─── Passage to read ───
Last week, a World Health Organization (WHO) report on air pollution said that of the 20 most polluted cities in the world, the worst 14 are in India, and that these cities have become death traps because of the very high level of PM2.5 (particulate matter less than 2.5 micron size) in their air.

This latest and updated urban air quality database for 2016 includes Kanpur, Faridabad, Varanasi, Gaya, Patna, Delhi, Lucknow, Agra, Muzaffarpur, Srinagar, Gurgaon, Jaipur, Patiala, and Jodhpur. The list reveals several facts: one, Delhi has improved from number four to six but, as the Centre for Science and Environment correctly points out, the megacity’s better score is not because it has cleaned up its air but due to the fact that other Indian cities have become more polluted. In fact, Delhi’s PM2.5 levels have deteriorated since 2015.

Second, more Indian cities are now in the worst-20 list than Chinese ones, a change from the 2013 report. The Indian scenario could actually be worse: of the 5,000-odd cities and towns in the country, monitoring is carried out in only 307 . Who knows what a survey of the remaining may hold.

Third, the cities on the WHO list are all from north India. Is the peninsula better off because of the highly-humid South Indian environment or are these states doing something different (or differently)? The Indian bureaucracy is not known to learn from best practices, but it must try to see if the south is on a different trajectory from the north and why. Visakhapatnam, for example, which was classified as “critically-polluted” about eight years ago, has now got rid of that dubious tag.
───
» **Task details**
Answer these from the passage on air pollution in Indian cities:
(a) How many of the world's 20 most polluted cities are in India, according to the WHO report?
(b) In how many of India's 5,000-odd cities and towns is air monitoring carried out?
(c) Which city has shed the "critically-polluted" label it received about eight years ago?
The material after this point is separate from the passage on air pollution in Indian cities.
─── Supplied data ───
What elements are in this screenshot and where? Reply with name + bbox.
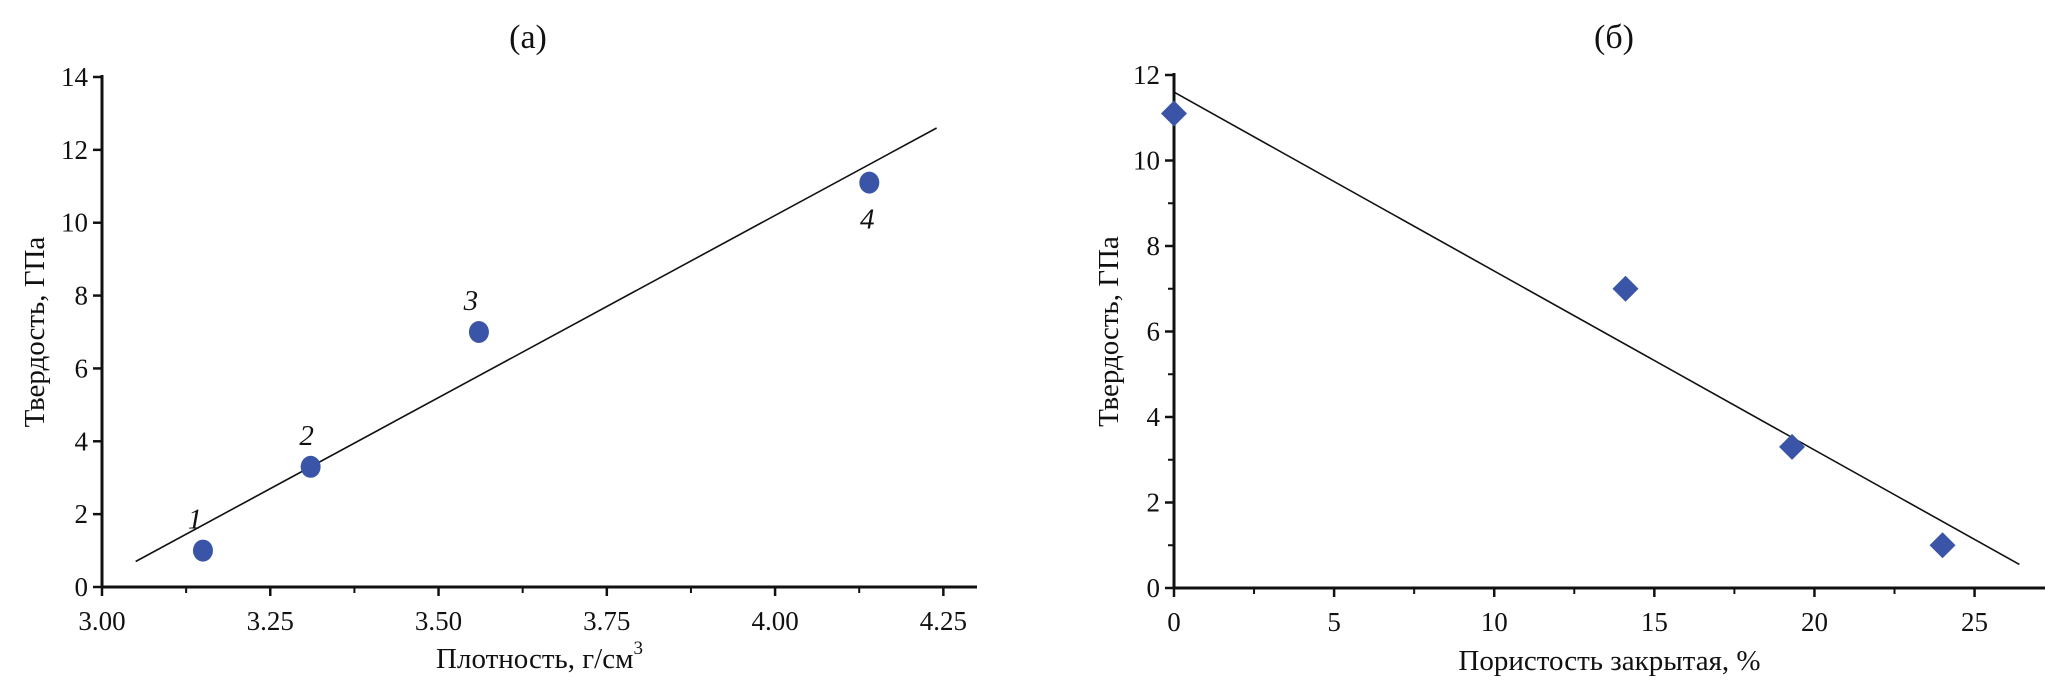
───
» **Solution to the exercise**
(a) 14
(b) 307
(c) Visakhapatnam